_PROBLEM TO SOLVE_:
In the copy, keep every record exact and leave out all images.

_THE INPUT_:
#####

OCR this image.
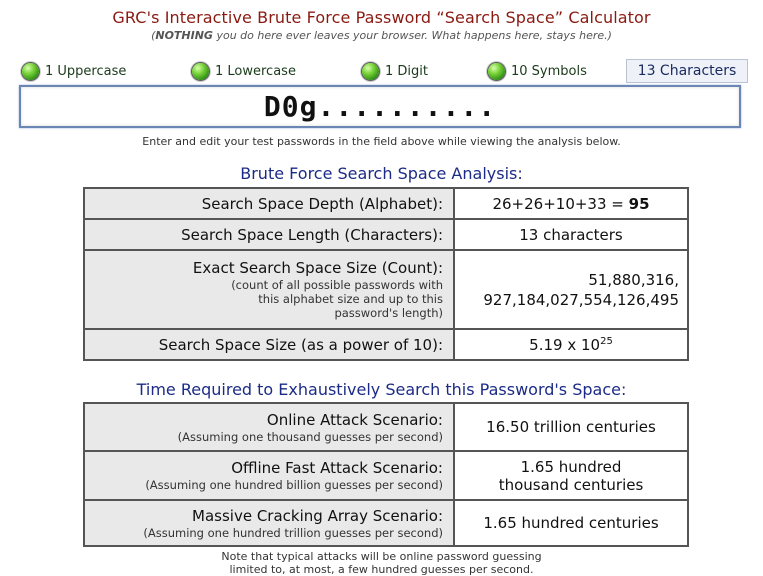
GRC's Interactive Brute Force Password “Search Space” Calculator
(NOTHING you do here ever leaves your browser. What happens here, stays here.)
1 Uppercase	1 Lowercase	1 Digit	10 Symbols	13 Characters
D0g..........
Enter and edit your test passwords in the field above while viewing the analysis below.
Brute Force Search Space Analysis:
Search Space Depth (Alphabet):	26+26+10+33 = 95
Search Space Length (Characters):	13 characters

Exact Search Space Size (Count):
(count of all possible passwords with this alphabet size and up to this password's length)	51,880,316,
927,184,027,554,126,495

Search Space Size (as a power of 10):	5.19 x $10^{25}$
Time Required to Exhaustively Search this Password's Space:
Online Attack Scenario:
(Assuming one thousand guesses per second)	16.50 trillion centuries

Offline Fast Attack Scenario:
(Assuming one hundred billion guesses per second)	1.65 hundred thousand centuries

Massive Cracking Array Scenario:
(Assuming one hundred trillion guesses per second)	1.65 hundred centuries
Note that typical attacks will be online password guessing
limited to, at most, a few hundred guesses per second.
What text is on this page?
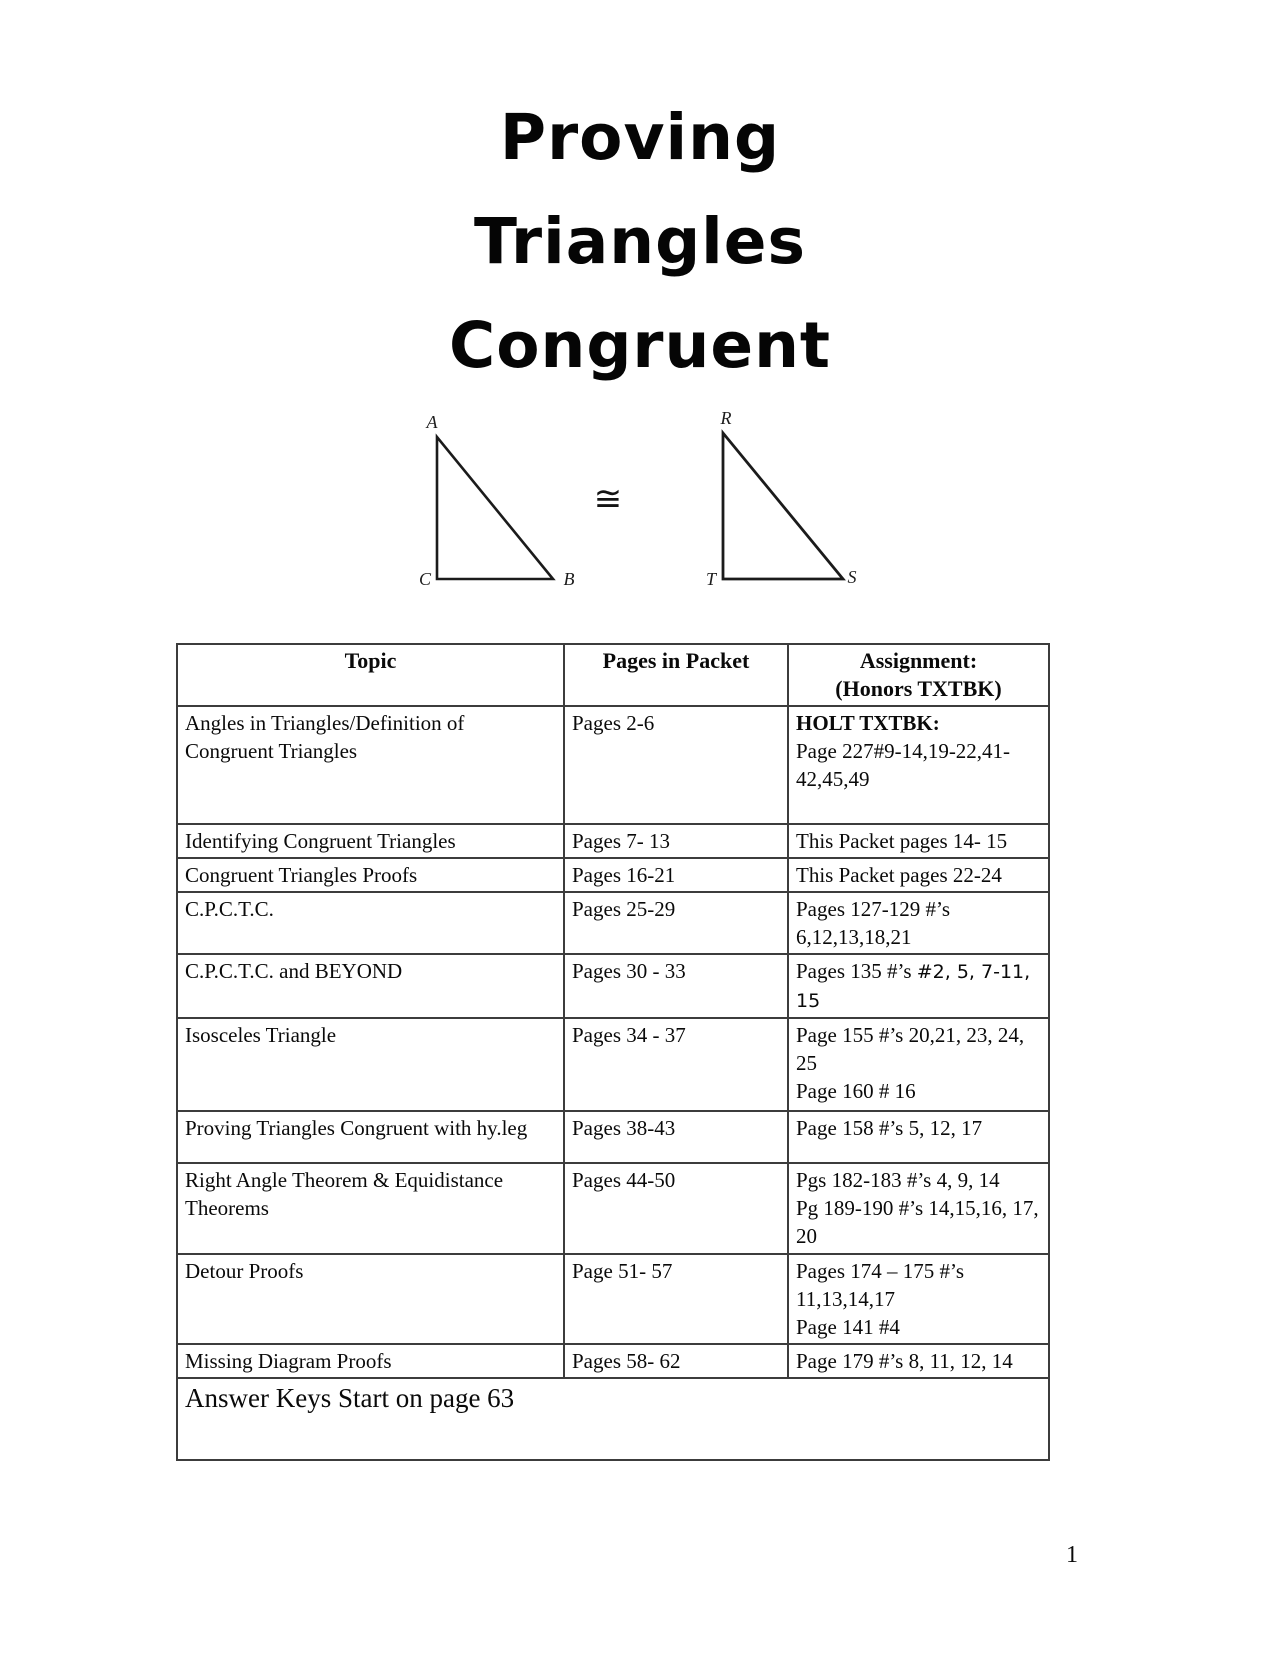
Proving
Triangles
Congruent
A
C	B
≅
R
T	S
Topic	Pages in Packet	Assignment:
(Honors TXTBK)

Angles in Triangles/Definition of Congruent Triangles	Pages 2-6	HOLT TXTBK:
Page 227#9-14,19-22,41-42,45,49

Identifying Congruent Triangles	Pages 7- 13	This Packet pages 14- 15
Congruent Triangles Proofs	Pages 16-21	This Packet pages 22-24
C.P.C.T.C.	Pages 25-29	Pages 127-129 #’s 6,12,13,18,21
C.P.C.T.C. and BEYOND	Pages 30 - 33	Pages 135 #’s #2, 5, 7-11, 15
Isosceles Triangle	Pages 34 - 37	Page 155 #’s 20,21, 23, 24, 25
Page 160 # 16

Proving Triangles Congruent with hy.leg	Pages 38-43	Page 158 #’s 5, 12, 17
Right Angle Theorem & Equidistance Theorems	Pages 44-50	Pgs 182-183 #’s 4, 9, 14
Pg 189-190 #’s 14,15,16, 17, 20

Detour Proofs	Page 51- 57	Pages 174 – 175 #’s 11,13,14,17
Page 141 #4

Missing Diagram Proofs	Pages 58- 62	Page 179 #’s 8, 11, 12, 14
Answer Keys Start on page 63		
1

#####

_CORRECT OUTPUT_:
OCR this image.
GRC's Interactive Brute Force Password “Search Space” Calculator
(NOTHING you do here ever leaves your browser. What happens here, stays here.)
1 Uppercase	1 Lowercase	1 Digit	10 Symbols	13 Characters
D0g..........
Enter and edit your test passwords in the field above while viewing the analysis below.
Brute Force Search Space Analysis:
Search Space Depth (Alphabet):	26+26+10+33 = 95
Search Space Length (Characters):	13 characters

Exact Search Space Size (Count):
(count of all possible passwords with this alphabet size and up to this password's length)	51,880,316,
927,184,027,554,126,495

Search Space Size (as a power of 10):	5.19 x $10^{25}$
Time Required to Exhaustively Search this Password's Space:
Online Attack Scenario:
(Assuming one thousand guesses per second)	16.50 trillion centuries

Offline Fast Attack Scenario:
(Assuming one hundred billion guesses per second)	1.65 hundred thousand centuries

Massive Cracking Array Scenario:
(Assuming one hundred trillion guesses per second)	1.65 hundred centuries
Note that typical attacks will be online password guessing
limited to, at most, a few hundred guesses per second.
What text is on this page?
Proving
Triangles
Congruent
A
C	B
≅
R
T	S
Topic	Pages in Packet	Assignment:
(Honors TXTBK)

Angles in Triangles/Definition of Congruent Triangles	Pages 2-6	HOLT TXTBK:
Page 227#9-14,19-22,41-42,45,49

Identifying Congruent Triangles	Pages 7- 13	This Packet pages 14- 15
Congruent Triangles Proofs	Pages 16-21	This Packet pages 22-24
C.P.C.T.C.	Pages 25-29	Pages 127-129 #’s 6,12,13,18,21
C.P.C.T.C. and BEYOND	Pages 30 - 33	Pages 135 #’s #2, 5, 7-11, 15
Isosceles Triangle	Pages 34 - 37	Page 155 #’s 20,21, 23, 24, 25
Page 160 # 16

Proving Triangles Congruent with hy.leg	Pages 38-43	Page 158 #’s 5, 12, 17
Right Angle Theorem & Equidistance Theorems	Pages 44-50	Pgs 182-183 #’s 4, 9, 14
Pg 189-190 #’s 14,15,16, 17, 20

Detour Proofs	Page 51- 57	Pages 174 – 175 #’s 11,13,14,17
Page 141 #4

Missing Diagram Proofs	Pages 58- 62	Page 179 #’s 8, 11, 12, 14
Answer Keys Start on page 63		
1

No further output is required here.